[Dataset rows about figures]
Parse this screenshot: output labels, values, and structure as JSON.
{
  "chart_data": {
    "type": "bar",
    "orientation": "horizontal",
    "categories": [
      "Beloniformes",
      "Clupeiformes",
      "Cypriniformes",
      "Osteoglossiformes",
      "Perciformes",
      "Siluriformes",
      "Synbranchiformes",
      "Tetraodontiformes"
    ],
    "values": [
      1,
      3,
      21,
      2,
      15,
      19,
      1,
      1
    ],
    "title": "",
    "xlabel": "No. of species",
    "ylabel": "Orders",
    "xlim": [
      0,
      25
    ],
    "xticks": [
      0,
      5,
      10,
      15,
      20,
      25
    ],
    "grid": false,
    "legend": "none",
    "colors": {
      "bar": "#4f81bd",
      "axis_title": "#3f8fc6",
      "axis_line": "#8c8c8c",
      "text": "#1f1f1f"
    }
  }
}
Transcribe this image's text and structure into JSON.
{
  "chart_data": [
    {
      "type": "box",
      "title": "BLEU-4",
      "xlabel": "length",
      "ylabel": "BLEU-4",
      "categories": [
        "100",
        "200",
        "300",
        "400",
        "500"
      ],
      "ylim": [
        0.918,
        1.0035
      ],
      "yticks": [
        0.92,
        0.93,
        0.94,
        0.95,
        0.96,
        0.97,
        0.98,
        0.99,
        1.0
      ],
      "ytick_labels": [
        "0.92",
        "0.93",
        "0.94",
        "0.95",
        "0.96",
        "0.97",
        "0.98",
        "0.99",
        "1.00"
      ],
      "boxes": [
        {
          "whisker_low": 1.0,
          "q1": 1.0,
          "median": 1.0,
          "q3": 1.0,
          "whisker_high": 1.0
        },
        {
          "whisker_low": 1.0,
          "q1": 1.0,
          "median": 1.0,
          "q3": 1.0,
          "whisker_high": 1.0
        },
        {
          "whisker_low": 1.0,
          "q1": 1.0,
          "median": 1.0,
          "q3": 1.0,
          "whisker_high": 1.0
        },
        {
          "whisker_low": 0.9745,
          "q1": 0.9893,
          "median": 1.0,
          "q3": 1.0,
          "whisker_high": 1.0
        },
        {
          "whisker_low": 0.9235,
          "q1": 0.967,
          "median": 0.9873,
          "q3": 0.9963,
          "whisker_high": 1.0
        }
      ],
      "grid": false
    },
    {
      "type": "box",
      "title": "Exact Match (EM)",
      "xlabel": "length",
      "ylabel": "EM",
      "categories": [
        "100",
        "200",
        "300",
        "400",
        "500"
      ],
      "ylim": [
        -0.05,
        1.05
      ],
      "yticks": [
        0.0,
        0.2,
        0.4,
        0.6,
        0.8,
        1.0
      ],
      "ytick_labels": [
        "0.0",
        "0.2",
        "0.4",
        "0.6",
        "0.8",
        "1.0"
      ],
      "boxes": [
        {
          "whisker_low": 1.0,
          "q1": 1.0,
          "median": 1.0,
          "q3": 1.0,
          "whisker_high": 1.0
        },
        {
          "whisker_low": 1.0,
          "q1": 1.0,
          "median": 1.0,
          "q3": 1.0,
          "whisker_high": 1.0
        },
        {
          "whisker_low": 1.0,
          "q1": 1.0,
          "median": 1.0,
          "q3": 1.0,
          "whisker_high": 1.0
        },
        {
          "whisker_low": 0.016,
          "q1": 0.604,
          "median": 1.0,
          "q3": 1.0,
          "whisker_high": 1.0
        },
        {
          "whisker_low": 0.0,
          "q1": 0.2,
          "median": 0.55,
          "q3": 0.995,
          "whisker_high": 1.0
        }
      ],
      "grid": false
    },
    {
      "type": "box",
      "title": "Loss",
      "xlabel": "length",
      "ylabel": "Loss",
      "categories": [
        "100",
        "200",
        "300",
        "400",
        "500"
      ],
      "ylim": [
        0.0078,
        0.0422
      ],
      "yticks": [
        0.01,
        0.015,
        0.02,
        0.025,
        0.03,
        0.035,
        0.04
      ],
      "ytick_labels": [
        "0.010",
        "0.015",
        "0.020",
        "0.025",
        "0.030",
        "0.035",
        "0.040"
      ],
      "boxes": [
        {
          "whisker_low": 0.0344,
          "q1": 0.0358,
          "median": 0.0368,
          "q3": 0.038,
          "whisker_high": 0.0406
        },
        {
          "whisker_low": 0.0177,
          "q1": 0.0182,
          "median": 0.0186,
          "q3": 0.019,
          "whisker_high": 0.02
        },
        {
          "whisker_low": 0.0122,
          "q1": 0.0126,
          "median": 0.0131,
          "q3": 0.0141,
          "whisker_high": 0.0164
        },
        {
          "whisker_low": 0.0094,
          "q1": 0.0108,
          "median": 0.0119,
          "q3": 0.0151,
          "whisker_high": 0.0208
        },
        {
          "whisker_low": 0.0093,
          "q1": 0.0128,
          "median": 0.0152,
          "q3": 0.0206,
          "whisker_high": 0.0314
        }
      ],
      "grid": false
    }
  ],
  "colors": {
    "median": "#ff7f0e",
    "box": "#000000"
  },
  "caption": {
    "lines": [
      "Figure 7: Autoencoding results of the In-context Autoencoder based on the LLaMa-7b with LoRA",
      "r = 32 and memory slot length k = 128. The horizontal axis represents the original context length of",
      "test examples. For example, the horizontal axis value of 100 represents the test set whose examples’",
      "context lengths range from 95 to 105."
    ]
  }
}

EXERCISE REQUIREMENTS –
Reproduce the material verbatim, line by line.

WRITTEN SOLUTION –
Parse this screenshot: output labels, values, and structure as JSON.
{
  "chart_data": {
    "type": "bar",
    "orientation": "horizontal",
    "categories": [
      "Beloniformes",
      "Clupeiformes",
      "Cypriniformes",
      "Osteoglossiformes",
      "Perciformes",
      "Siluriformes",
      "Synbranchiformes",
      "Tetraodontiformes"
    ],
    "values": [
      1,
      3,
      21,
      2,
      15,
      19,
      1,
      1
    ],
    "title": "",
    "xlabel": "No. of species",
    "ylabel": "Orders",
    "xlim": [
      0,
      25
    ],
    "xticks": [
      0,
      5,
      10,
      15,
      20,
      25
    ],
    "grid": false,
    "legend": "none",
    "colors": {
      "bar": "#4f81bd",
      "axis_title": "#3f8fc6",
      "axis_line": "#8c8c8c",
      "text": "#1f1f1f"
    }
  }
}
Transcribe this image's text and structure into JSON.
{
  "chart_data": [
    {
      "type": "box",
      "title": "BLEU-4",
      "xlabel": "length",
      "ylabel": "BLEU-4",
      "categories": [
        "100",
        "200",
        "300",
        "400",
        "500"
      ],
      "ylim": [
        0.918,
        1.0035
      ],
      "yticks": [
        0.92,
        0.93,
        0.94,
        0.95,
        0.96,
        0.97,
        0.98,
        0.99,
        1.0
      ],
      "ytick_labels": [
        "0.92",
        "0.93",
        "0.94",
        "0.95",
        "0.96",
        "0.97",
        "0.98",
        "0.99",
        "1.00"
      ],
      "boxes": [
        {
          "whisker_low": 1.0,
          "q1": 1.0,
          "median": 1.0,
          "q3": 1.0,
          "whisker_high": 1.0
        },
        {
          "whisker_low": 1.0,
          "q1": 1.0,
          "median": 1.0,
          "q3": 1.0,
          "whisker_high": 1.0
        },
        {
          "whisker_low": 1.0,
          "q1": 1.0,
          "median": 1.0,
          "q3": 1.0,
          "whisker_high": 1.0
        },
        {
          "whisker_low": 0.9745,
          "q1": 0.9893,
          "median": 1.0,
          "q3": 1.0,
          "whisker_high": 1.0
        },
        {
          "whisker_low": 0.9235,
          "q1": 0.967,
          "median": 0.9873,
          "q3": 0.9963,
          "whisker_high": 1.0
        }
      ],
      "grid": false
    },
    {
      "type": "box",
      "title": "Exact Match (EM)",
      "xlabel": "length",
      "ylabel": "EM",
      "categories": [
        "100",
        "200",
        "300",
        "400",
        "500"
      ],
      "ylim": [
        -0.05,
        1.05
      ],
      "yticks": [
        0.0,
        0.2,
        0.4,
        0.6,
        0.8,
        1.0
      ],
      "ytick_labels": [
        "0.0",
        "0.2",
        "0.4",
        "0.6",
        "0.8",
        "1.0"
      ],
      "boxes": [
        {
          "whisker_low": 1.0,
          "q1": 1.0,
          "median": 1.0,
          "q3": 1.0,
          "whisker_high": 1.0
        },
        {
          "whisker_low": 1.0,
          "q1": 1.0,
          "median": 1.0,
          "q3": 1.0,
          "whisker_high": 1.0
        },
        {
          "whisker_low": 1.0,
          "q1": 1.0,
          "median": 1.0,
          "q3": 1.0,
          "whisker_high": 1.0
        },
        {
          "whisker_low": 0.016,
          "q1": 0.604,
          "median": 1.0,
          "q3": 1.0,
          "whisker_high": 1.0
        },
        {
          "whisker_low": 0.0,
          "q1": 0.2,
          "median": 0.55,
          "q3": 0.995,
          "whisker_high": 1.0
        }
      ],
      "grid": false
    },
    {
      "type": "box",
      "title": "Loss",
      "xlabel": "length",
      "ylabel": "Loss",
      "categories": [
        "100",
        "200",
        "300",
        "400",
        "500"
      ],
      "ylim": [
        0.0078,
        0.0422
      ],
      "yticks": [
        0.01,
        0.015,
        0.02,
        0.025,
        0.03,
        0.035,
        0.04
      ],
      "ytick_labels": [
        "0.010",
        "0.015",
        "0.020",
        "0.025",
        "0.030",
        "0.035",
        "0.040"
      ],
      "boxes": [
        {
          "whisker_low": 0.0344,
          "q1": 0.0358,
          "median": 0.0368,
          "q3": 0.038,
          "whisker_high": 0.0406
        },
        {
          "whisker_low": 0.0177,
          "q1": 0.0182,
          "median": 0.0186,
          "q3": 0.019,
          "whisker_high": 0.02
        },
        {
          "whisker_low": 0.0122,
          "q1": 0.0126,
          "median": 0.0131,
          "q3": 0.0141,
          "whisker_high": 0.0164
        },
        {
          "whisker_low": 0.0094,
          "q1": 0.0108,
          "median": 0.0119,
          "q3": 0.0151,
          "whisker_high": 0.0208
        },
        {
          "whisker_low": 0.0093,
          "q1": 0.0128,
          "median": 0.0152,
          "q3": 0.0206,
          "whisker_high": 0.0314
        }
      ],
      "grid": false
    }
  ],
  "colors": {
    "median": "#ff7f0e",
    "box": "#000000"
  },
  "caption": {
    "lines": [
      "Figure 7: Autoencoding results of the In-context Autoencoder based on the LLaMa-7b with LoRA",
      "r = 32 and memory slot length k = 128. The horizontal axis represents the original context length of",
      "test examples. For example, the horizontal axis value of 100 represents the test set whose examples’",
      "context lengths range from 95 to 105."
    ]
  }
}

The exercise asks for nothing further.